== WORK INSTRUCTIONS ==
Restate each of the lines given below, word for word.

((

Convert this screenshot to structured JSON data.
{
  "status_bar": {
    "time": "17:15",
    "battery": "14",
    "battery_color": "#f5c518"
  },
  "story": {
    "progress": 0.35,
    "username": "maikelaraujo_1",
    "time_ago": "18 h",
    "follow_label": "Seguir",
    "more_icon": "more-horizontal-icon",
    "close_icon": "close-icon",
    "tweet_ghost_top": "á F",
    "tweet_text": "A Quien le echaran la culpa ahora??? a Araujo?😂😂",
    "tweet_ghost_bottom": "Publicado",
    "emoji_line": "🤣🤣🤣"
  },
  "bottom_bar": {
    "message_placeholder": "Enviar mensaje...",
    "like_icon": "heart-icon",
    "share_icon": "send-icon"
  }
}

))

== COMPLETE RESPONSE ==
Convert this screenshot to structured JSON data.
{
  "status_bar": {
    "time": "17:15",
    "battery": "14",
    "battery_color": "#f5c518"
  },
  "story": {
    "progress": 0.35,
    "username": "maikelaraujo_1",
    "time_ago": "18 h",
    "follow_label": "Seguir",
    "more_icon": "more-horizontal-icon",
    "close_icon": "close-icon",
    "tweet_ghost_top": "á F",
    "tweet_text": "A Quien le echaran la culpa ahora??? a Araujo?😂😂",
    "tweet_ghost_bottom": "Publicado",
    "emoji_line": "🤣🤣🤣"
  },
  "bottom_bar": {
    "message_placeholder": "Enviar mensaje...",
    "like_icon": "heart-icon",
    "share_icon": "send-icon"
  }
}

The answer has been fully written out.